▶ THE EXERCISE: Write out each line word for word. Drop pictures.
# Start of DATA LINES
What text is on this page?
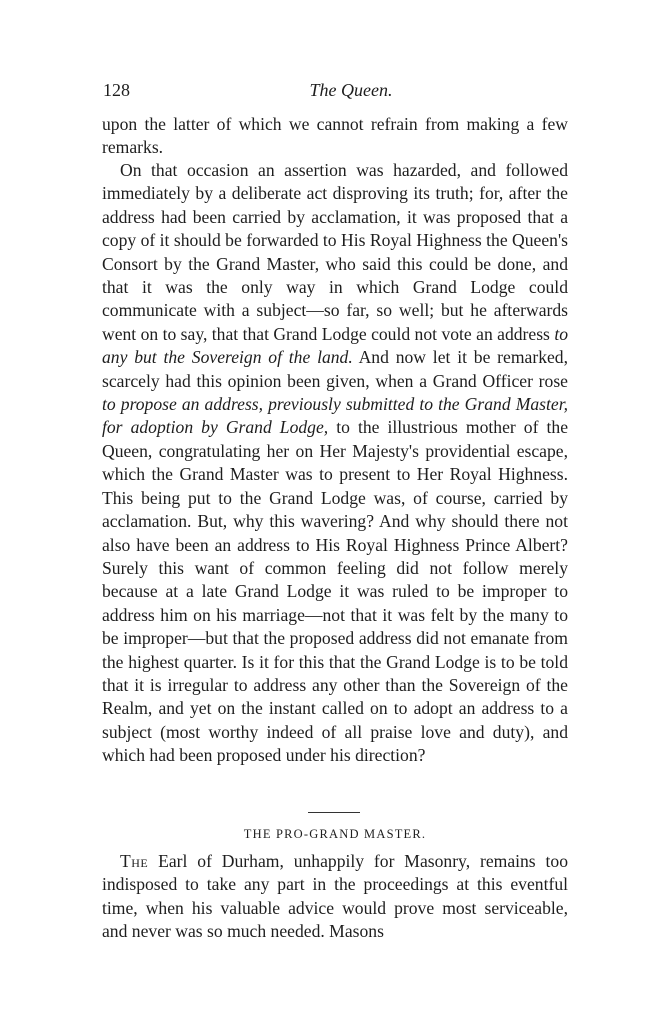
128	The Queen.

upon the latter of which we cannot refrain from making a few remarks.

On that occasion an assertion was hazarded, and followed immediately by a deliberate act disproving its truth; for, after the address had been carried by acclamation, it was proposed that a copy of it should be forwarded to His Royal Highness the Queen's Consort by the Grand Master, who said this could be done, and that it was the only way in which Grand Lodge could communicate with a subject—so far, so well; but he afterwards went on to say, that that Grand Lodge could not vote an address to any but the Sovereign of the land. And now let it be remarked, scarcely had this opinion been given, when a Grand Officer rose to propose an address, previously submitted to the Grand Master, for adoption by Grand Lodge, to the illustrious mother of the Queen, congratulating her on Her Majesty's providential escape, which the Grand Master was to present to Her Royal Highness. This being put to the Grand Lodge was, of course, carried by acclamation. But, why this wavering? And why should there not also have been an address to His Royal Highness Prince Albert? Surely this want of common feeling did not follow merely because at a late Grand Lodge it was ruled to be improper to address him on his marriage—not that it was felt by the many to be improper—but that the proposed address did not emanate from the highest quarter. Is it for this that the Grand Lodge is to be told that it is irregular to address any other than the Sovereign of the Realm, and yet on the instant called on to adopt an address to a subject (most worthy indeed of all praise love and duty), and which had been proposed under his direction?

THE PRO-GRAND MASTER.

The Earl of Durham, unhappily for Masonry, remains too indisposed to take any part in the proceedings at this eventful time, when his valuable advice would prove most serviceable, and never was so much needed. Masons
# End of DATA LINES
▶ SOLVED PROBLEM:
What text is on this page?
128	The Queen.

upon the latter of which we cannot refrain from making a few remarks.

On that occasion an assertion was hazarded, and followed immediately by a deliberate act disproving its truth; for, after the address had been carried by acclamation, it was proposed that a copy of it should be forwarded to His Royal Highness the Queen's Consort by the Grand Master, who said this could be done, and that it was the only way in which Grand Lodge could communicate with a subject—so far, so well; but he afterwards went on to say, that that Grand Lodge could not vote an address to any but the Sovereign of the land. And now let it be remarked, scarcely had this opinion been given, when a Grand Officer rose to propose an address, previously submitted to the Grand Master, for adoption by Grand Lodge, to the illustrious mother of the Queen, congratulating her on Her Majesty's providential escape, which the Grand Master was to present to Her Royal Highness. This being put to the Grand Lodge was, of course, carried by acclamation. But, why this wavering? And why should there not also have been an address to His Royal Highness Prince Albert? Surely this want of common feeling did not follow merely because at a late Grand Lodge it was ruled to be improper to address him on his marriage—not that it was felt by the many to be improper—but that the proposed address did not emanate from the highest quarter. Is it for this that the Grand Lodge is to be told that it is irregular to address any other than the Sovereign of the Realm, and yet on the instant called on to adopt an address to a subject (most worthy indeed of all praise love and duty), and which had been proposed under his direction?

THE PRO-GRAND MASTER.

The Earl of Durham, unhappily for Masonry, remains too indisposed to take any part in the proceedings at this eventful time, when his valuable advice would prove most serviceable, and never was so much needed. Masons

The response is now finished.